-- Records from a collection of figures --
========

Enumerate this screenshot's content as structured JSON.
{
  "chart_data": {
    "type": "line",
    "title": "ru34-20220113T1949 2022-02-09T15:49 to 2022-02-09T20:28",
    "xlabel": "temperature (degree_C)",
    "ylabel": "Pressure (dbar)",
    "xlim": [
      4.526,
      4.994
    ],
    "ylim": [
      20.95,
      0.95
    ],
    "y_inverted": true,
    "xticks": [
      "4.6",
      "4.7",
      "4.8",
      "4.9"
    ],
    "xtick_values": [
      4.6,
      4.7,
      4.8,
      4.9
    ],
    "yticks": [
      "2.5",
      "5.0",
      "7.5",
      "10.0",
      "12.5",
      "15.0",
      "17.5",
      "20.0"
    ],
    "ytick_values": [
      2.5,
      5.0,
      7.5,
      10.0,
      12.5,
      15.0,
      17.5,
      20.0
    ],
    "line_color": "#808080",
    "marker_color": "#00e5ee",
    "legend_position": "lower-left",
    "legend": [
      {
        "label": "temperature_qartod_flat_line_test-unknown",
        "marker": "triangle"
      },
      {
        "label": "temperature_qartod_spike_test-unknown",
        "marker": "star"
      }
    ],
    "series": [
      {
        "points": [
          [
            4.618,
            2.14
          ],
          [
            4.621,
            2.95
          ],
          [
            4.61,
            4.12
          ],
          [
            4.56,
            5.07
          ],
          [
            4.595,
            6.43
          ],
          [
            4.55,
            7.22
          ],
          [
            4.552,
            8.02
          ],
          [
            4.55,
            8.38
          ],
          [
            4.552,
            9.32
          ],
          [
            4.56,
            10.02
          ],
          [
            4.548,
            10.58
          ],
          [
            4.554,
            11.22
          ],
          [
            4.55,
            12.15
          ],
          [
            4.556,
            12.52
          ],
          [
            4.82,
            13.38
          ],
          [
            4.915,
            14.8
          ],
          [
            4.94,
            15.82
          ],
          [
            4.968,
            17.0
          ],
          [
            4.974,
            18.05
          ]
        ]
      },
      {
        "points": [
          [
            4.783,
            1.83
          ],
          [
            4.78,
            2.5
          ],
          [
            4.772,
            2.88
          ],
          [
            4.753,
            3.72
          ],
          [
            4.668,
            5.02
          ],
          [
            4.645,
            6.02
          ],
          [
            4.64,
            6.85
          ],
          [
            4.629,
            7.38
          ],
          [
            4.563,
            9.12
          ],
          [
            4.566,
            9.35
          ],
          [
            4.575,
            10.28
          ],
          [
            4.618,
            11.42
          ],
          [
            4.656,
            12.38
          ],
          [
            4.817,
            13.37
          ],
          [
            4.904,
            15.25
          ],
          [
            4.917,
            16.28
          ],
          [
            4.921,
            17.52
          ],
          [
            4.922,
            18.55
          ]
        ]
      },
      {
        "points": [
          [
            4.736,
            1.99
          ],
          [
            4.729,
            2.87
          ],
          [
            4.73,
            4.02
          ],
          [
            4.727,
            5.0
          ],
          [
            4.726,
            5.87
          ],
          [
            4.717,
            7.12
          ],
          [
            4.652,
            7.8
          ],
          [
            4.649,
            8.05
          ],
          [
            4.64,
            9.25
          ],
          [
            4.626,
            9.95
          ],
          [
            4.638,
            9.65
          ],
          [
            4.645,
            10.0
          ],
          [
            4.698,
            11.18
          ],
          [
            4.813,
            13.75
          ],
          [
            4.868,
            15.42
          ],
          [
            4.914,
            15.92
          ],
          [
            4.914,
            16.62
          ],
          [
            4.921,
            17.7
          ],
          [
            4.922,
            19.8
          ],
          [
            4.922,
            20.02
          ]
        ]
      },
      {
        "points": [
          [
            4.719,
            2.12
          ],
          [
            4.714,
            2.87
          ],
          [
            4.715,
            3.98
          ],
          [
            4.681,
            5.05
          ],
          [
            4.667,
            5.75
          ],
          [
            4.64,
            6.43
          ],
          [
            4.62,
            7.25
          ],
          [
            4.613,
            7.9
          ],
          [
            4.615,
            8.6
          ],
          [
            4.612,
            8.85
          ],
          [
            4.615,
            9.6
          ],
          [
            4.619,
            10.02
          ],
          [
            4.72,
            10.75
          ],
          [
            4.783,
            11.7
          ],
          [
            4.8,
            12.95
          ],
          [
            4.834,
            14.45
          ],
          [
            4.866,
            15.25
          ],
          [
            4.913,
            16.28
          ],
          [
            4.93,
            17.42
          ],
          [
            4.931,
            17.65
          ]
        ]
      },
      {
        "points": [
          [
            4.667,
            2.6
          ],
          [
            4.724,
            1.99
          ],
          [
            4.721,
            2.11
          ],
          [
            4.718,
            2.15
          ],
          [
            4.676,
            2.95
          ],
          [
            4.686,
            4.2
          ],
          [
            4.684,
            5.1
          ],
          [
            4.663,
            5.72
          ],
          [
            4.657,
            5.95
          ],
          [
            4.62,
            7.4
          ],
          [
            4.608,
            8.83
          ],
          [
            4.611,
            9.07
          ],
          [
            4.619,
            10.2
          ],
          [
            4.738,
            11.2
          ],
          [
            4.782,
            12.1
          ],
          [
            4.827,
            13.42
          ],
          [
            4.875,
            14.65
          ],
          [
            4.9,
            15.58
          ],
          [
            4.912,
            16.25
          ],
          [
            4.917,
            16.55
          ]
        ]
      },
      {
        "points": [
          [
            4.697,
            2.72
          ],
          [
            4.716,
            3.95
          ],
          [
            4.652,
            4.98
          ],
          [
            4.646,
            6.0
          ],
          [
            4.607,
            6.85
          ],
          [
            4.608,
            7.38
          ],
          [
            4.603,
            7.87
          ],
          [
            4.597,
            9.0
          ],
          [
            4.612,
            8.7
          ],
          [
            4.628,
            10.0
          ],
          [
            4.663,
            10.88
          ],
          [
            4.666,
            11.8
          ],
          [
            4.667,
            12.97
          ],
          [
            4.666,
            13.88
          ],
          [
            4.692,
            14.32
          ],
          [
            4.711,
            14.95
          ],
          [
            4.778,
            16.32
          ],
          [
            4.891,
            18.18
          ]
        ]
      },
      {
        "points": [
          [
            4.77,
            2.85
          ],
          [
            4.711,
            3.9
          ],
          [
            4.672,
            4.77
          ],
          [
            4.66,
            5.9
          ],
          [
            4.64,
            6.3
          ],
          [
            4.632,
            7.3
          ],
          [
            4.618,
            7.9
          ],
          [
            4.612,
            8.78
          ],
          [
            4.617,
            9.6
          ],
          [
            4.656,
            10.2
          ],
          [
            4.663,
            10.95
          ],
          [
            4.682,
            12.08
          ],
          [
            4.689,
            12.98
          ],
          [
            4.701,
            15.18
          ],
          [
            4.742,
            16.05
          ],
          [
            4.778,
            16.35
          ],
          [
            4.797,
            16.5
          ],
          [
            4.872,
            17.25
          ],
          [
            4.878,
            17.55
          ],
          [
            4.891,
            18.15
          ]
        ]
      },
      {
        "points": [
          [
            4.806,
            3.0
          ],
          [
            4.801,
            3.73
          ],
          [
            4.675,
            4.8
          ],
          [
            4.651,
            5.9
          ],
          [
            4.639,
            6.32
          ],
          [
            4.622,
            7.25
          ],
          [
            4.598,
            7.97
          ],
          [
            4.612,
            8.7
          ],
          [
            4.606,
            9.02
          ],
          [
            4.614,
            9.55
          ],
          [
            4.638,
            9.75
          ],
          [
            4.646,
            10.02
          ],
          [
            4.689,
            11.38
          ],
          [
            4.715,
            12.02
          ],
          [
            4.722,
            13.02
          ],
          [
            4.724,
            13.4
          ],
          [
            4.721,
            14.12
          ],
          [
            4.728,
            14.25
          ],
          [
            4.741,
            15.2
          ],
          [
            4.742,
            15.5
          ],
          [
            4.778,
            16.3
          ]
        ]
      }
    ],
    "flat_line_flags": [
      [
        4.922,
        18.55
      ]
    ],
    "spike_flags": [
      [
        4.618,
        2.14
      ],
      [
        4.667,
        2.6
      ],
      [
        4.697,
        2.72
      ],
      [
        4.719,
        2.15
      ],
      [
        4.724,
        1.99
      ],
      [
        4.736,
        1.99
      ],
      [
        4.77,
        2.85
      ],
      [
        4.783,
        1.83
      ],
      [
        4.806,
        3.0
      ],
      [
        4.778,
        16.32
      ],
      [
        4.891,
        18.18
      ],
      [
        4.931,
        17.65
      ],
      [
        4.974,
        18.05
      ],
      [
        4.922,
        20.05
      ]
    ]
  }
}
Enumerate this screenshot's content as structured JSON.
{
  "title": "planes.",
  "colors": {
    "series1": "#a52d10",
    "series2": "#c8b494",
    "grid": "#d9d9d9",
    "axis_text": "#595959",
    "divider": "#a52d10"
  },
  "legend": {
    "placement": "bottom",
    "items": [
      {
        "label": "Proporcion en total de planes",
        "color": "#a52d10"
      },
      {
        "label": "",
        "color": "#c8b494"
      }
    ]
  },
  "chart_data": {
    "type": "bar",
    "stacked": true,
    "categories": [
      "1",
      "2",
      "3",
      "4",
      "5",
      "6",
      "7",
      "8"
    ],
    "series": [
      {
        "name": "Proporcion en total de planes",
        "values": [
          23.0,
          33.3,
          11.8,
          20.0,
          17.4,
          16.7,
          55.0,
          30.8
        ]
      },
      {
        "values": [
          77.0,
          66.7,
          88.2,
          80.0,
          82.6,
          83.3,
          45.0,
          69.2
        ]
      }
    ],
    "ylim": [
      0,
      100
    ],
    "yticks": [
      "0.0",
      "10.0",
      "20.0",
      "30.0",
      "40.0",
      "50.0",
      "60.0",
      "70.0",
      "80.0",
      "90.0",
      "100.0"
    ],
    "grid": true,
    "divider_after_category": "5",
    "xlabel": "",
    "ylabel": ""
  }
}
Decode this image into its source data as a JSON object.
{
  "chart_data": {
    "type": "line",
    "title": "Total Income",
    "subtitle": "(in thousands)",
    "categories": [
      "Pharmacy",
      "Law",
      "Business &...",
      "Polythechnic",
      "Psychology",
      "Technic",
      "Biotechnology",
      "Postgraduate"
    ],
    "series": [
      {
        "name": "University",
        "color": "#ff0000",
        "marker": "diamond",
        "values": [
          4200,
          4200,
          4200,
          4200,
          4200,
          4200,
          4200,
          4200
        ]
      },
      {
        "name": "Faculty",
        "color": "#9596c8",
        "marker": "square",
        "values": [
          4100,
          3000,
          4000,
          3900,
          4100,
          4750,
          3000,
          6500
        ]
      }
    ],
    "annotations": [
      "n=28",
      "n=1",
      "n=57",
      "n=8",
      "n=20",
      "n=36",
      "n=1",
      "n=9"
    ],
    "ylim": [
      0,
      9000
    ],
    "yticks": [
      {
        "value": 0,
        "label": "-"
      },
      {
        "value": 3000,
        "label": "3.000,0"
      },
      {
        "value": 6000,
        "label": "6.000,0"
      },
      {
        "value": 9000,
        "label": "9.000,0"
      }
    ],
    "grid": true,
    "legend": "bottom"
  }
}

========

From the entries above, pull out each line that includes "name".

        "name": "Proporcion en total de planes",
        "name": "University",
        "name": "Faculty",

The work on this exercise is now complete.